>> Begin RECORDS SHOWN

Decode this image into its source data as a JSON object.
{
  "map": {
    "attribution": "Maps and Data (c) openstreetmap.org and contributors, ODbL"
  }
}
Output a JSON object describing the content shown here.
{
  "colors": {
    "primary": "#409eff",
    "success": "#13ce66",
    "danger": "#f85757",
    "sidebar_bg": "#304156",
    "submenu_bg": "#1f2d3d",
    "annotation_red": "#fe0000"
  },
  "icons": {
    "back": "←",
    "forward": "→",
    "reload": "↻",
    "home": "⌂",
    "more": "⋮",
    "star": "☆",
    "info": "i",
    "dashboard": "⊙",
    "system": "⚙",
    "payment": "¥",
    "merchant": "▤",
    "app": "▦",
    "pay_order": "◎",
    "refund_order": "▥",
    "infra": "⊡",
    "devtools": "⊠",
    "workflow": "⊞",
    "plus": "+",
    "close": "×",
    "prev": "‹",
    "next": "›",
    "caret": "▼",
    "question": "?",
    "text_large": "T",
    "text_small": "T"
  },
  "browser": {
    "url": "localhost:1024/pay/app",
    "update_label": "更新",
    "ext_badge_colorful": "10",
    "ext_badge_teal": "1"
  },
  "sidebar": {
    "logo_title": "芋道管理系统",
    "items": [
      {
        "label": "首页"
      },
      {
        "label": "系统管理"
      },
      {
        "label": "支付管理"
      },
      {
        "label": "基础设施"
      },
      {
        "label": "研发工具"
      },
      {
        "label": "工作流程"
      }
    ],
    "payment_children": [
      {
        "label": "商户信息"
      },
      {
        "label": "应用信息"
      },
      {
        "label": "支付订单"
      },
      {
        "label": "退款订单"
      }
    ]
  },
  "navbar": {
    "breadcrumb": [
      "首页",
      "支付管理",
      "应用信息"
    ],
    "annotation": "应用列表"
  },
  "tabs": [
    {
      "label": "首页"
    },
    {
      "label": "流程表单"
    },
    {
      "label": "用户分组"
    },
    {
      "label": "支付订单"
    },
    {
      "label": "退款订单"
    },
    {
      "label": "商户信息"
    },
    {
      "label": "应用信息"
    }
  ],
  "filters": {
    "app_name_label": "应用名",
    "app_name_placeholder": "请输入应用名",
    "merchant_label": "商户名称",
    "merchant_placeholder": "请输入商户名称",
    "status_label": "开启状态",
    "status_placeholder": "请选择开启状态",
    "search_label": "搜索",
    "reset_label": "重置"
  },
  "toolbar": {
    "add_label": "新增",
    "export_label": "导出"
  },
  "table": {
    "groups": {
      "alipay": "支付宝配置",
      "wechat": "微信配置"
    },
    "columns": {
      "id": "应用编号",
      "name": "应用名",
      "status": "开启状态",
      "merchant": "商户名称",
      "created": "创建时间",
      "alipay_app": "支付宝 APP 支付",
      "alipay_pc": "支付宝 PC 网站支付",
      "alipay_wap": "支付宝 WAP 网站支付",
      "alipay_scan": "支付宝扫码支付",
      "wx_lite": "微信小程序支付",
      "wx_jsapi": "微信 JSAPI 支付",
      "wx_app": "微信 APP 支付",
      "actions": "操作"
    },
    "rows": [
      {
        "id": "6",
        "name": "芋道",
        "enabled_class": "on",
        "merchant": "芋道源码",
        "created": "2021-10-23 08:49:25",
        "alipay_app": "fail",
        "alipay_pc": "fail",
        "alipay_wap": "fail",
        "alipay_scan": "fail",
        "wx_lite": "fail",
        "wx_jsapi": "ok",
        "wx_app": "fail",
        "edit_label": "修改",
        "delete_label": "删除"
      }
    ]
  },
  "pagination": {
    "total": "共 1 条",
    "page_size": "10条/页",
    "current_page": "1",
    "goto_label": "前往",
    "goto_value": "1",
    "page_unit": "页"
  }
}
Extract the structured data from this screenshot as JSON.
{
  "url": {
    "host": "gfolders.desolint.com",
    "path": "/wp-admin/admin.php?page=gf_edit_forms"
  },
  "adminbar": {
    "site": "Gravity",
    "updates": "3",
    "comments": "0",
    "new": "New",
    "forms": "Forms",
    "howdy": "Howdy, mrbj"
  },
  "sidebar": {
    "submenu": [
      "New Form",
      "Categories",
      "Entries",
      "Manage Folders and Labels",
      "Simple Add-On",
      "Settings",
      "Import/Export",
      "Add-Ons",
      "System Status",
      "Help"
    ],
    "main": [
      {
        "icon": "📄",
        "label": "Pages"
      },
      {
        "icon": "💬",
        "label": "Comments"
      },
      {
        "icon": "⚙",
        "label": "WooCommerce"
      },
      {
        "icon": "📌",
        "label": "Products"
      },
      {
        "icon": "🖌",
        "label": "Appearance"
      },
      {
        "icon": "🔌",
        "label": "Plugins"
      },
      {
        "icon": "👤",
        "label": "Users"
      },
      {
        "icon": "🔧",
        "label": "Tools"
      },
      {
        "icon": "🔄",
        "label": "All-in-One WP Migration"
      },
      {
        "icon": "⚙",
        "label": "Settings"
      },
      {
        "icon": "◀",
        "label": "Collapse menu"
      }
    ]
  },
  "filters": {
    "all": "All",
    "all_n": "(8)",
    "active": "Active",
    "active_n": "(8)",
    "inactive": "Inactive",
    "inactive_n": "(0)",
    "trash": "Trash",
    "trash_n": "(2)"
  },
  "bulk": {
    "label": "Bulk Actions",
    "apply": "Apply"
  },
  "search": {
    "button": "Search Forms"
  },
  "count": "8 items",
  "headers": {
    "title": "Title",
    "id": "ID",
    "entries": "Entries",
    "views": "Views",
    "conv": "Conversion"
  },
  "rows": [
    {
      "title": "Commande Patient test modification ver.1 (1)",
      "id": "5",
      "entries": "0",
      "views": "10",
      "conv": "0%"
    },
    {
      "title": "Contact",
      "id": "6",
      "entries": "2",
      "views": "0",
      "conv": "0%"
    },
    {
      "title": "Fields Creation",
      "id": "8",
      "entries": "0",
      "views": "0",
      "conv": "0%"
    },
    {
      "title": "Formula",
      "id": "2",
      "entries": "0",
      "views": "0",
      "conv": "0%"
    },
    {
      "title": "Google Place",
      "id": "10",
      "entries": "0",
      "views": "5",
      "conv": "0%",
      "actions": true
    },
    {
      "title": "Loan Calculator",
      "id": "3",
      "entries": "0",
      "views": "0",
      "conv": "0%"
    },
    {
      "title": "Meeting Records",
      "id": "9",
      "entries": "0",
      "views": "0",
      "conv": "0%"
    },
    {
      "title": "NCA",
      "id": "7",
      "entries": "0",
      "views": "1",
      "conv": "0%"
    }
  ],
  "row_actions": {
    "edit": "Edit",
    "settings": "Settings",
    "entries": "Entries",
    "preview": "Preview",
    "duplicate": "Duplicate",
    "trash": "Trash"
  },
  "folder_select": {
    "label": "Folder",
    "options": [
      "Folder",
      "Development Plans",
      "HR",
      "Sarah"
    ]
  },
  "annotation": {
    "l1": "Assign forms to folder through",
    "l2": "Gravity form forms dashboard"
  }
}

>> End RECORDS SHOWN

• _WRITTEN TASK_: Above are the records; copy all of them exactly.

• _COMPLETE ANSWER_:
Decode this image into its source data as a JSON object.
{
  "map": {
    "attribution": "Maps and Data (c) openstreetmap.org and contributors, ODbL"
  }
}
Output a JSON object describing the content shown here.
{
  "colors": {
    "primary": "#409eff",
    "success": "#13ce66",
    "danger": "#f85757",
    "sidebar_bg": "#304156",
    "submenu_bg": "#1f2d3d",
    "annotation_red": "#fe0000"
  },
  "icons": {
    "back": "←",
    "forward": "→",
    "reload": "↻",
    "home": "⌂",
    "more": "⋮",
    "star": "☆",
    "info": "i",
    "dashboard": "⊙",
    "system": "⚙",
    "payment": "¥",
    "merchant": "▤",
    "app": "▦",
    "pay_order": "◎",
    "refund_order": "▥",
    "infra": "⊡",
    "devtools": "⊠",
    "workflow": "⊞",
    "plus": "+",
    "close": "×",
    "prev": "‹",
    "next": "›",
    "caret": "▼",
    "question": "?",
    "text_large": "T",
    "text_small": "T"
  },
  "browser": {
    "url": "localhost:1024/pay/app",
    "update_label": "更新",
    "ext_badge_colorful": "10",
    "ext_badge_teal": "1"
  },
  "sidebar": {
    "logo_title": "芋道管理系统",
    "items": [
      {
        "label": "首页"
      },
      {
        "label": "系统管理"
      },
      {
        "label": "支付管理"
      },
      {
        "label": "基础设施"
      },
      {
        "label": "研发工具"
      },
      {
        "label": "工作流程"
      }
    ],
    "payment_children": [
      {
        "label": "商户信息"
      },
      {
        "label": "应用信息"
      },
      {
        "label": "支付订单"
      },
      {
        "label": "退款订单"
      }
    ]
  },
  "navbar": {
    "breadcrumb": [
      "首页",
      "支付管理",
      "应用信息"
    ],
    "annotation": "应用列表"
  },
  "tabs": [
    {
      "label": "首页"
    },
    {
      "label": "流程表单"
    },
    {
      "label": "用户分组"
    },
    {
      "label": "支付订单"
    },
    {
      "label": "退款订单"
    },
    {
      "label": "商户信息"
    },
    {
      "label": "应用信息"
    }
  ],
  "filters": {
    "app_name_label": "应用名",
    "app_name_placeholder": "请输入应用名",
    "merchant_label": "商户名称",
    "merchant_placeholder": "请输入商户名称",
    "status_label": "开启状态",
    "status_placeholder": "请选择开启状态",
    "search_label": "搜索",
    "reset_label": "重置"
  },
  "toolbar": {
    "add_label": "新增",
    "export_label": "导出"
  },
  "table": {
    "groups": {
      "alipay": "支付宝配置",
      "wechat": "微信配置"
    },
    "columns": {
      "id": "应用编号",
      "name": "应用名",
      "status": "开启状态",
      "merchant": "商户名称",
      "created": "创建时间",
      "alipay_app": "支付宝 APP 支付",
      "alipay_pc": "支付宝 PC 网站支付",
      "alipay_wap": "支付宝 WAP 网站支付",
      "alipay_scan": "支付宝扫码支付",
      "wx_lite": "微信小程序支付",
      "wx_jsapi": "微信 JSAPI 支付",
      "wx_app": "微信 APP 支付",
      "actions": "操作"
    },
    "rows": [
      {
        "id": "6",
        "name": "芋道",
        "enabled_class": "on",
        "merchant": "芋道源码",
        "created": "2021-10-23 08:49:25",
        "alipay_app": "fail",
        "alipay_pc": "fail",
        "alipay_wap": "fail",
        "alipay_scan": "fail",
        "wx_lite": "fail",
        "wx_jsapi": "ok",
        "wx_app": "fail",
        "edit_label": "修改",
        "delete_label": "删除"
      }
    ]
  },
  "pagination": {
    "total": "共 1 条",
    "page_size": "10条/页",
    "current_page": "1",
    "goto_label": "前往",
    "goto_value": "1",
    "page_unit": "页"
  }
}
Extract the structured data from this screenshot as JSON.
{
  "url": {
    "host": "gfolders.desolint.com",
    "path": "/wp-admin/admin.php?page=gf_edit_forms"
  },
  "adminbar": {
    "site": "Gravity",
    "updates": "3",
    "comments": "0",
    "new": "New",
    "forms": "Forms",
    "howdy": "Howdy, mrbj"
  },
  "sidebar": {
    "submenu": [
      "New Form",
      "Categories",
      "Entries",
      "Manage Folders and Labels",
      "Simple Add-On",
      "Settings",
      "Import/Export",
      "Add-Ons",
      "System Status",
      "Help"
    ],
    "main": [
      {
        "icon": "📄",
        "label": "Pages"
      },
      {
        "icon": "💬",
        "label": "Comments"
      },
      {
        "icon": "⚙",
        "label": "WooCommerce"
      },
      {
        "icon": "📌",
        "label": "Products"
      },
      {
        "icon": "🖌",
        "label": "Appearance"
      },
      {
        "icon": "🔌",
        "label": "Plugins"
      },
      {
        "icon": "👤",
        "label": "Users"
      },
      {
        "icon": "🔧",
        "label": "Tools"
      },
      {
        "icon": "🔄",
        "label": "All-in-One WP Migration"
      },
      {
        "icon": "⚙",
        "label": "Settings"
      },
      {
        "icon": "◀",
        "label": "Collapse menu"
      }
    ]
  },
  "filters": {
    "all": "All",
    "all_n": "(8)",
    "active": "Active",
    "active_n": "(8)",
    "inactive": "Inactive",
    "inactive_n": "(0)",
    "trash": "Trash",
    "trash_n": "(2)"
  },
  "bulk": {
    "label": "Bulk Actions",
    "apply": "Apply"
  },
  "search": {
    "button": "Search Forms"
  },
  "count": "8 items",
  "headers": {
    "title": "Title",
    "id": "ID",
    "entries": "Entries",
    "views": "Views",
    "conv": "Conversion"
  },
  "rows": [
    {
      "title": "Commande Patient test modification ver.1 (1)",
      "id": "5",
      "entries": "0",
      "views": "10",
      "conv": "0%"
    },
    {
      "title": "Contact",
      "id": "6",
      "entries": "2",
      "views": "0",
      "conv": "0%"
    },
    {
      "title": "Fields Creation",
      "id": "8",
      "entries": "0",
      "views": "0",
      "conv": "0%"
    },
    {
      "title": "Formula",
      "id": "2",
      "entries": "0",
      "views": "0",
      "conv": "0%"
    },
    {
      "title": "Google Place",
      "id": "10",
      "entries": "0",
      "views": "5",
      "conv": "0%",
      "actions": true
    },
    {
      "title": "Loan Calculator",
      "id": "3",
      "entries": "0",
      "views": "0",
      "conv": "0%"
    },
    {
      "title": "Meeting Records",
      "id": "9",
      "entries": "0",
      "views": "0",
      "conv": "0%"
    },
    {
      "title": "NCA",
      "id": "7",
      "entries": "0",
      "views": "1",
      "conv": "0%"
    }
  ],
  "row_actions": {
    "edit": "Edit",
    "settings": "Settings",
    "entries": "Entries",
    "preview": "Preview",
    "duplicate": "Duplicate",
    "trash": "Trash"
  },
  "folder_select": {
    "label": "Folder",
    "options": [
      "Folder",
      "Development Plans",
      "HR",
      "Sarah"
    ]
  },
  "annotation": {
    "l1": "Assign forms to folder through",
    "l2": "Gravity form forms dashboard"
  }
}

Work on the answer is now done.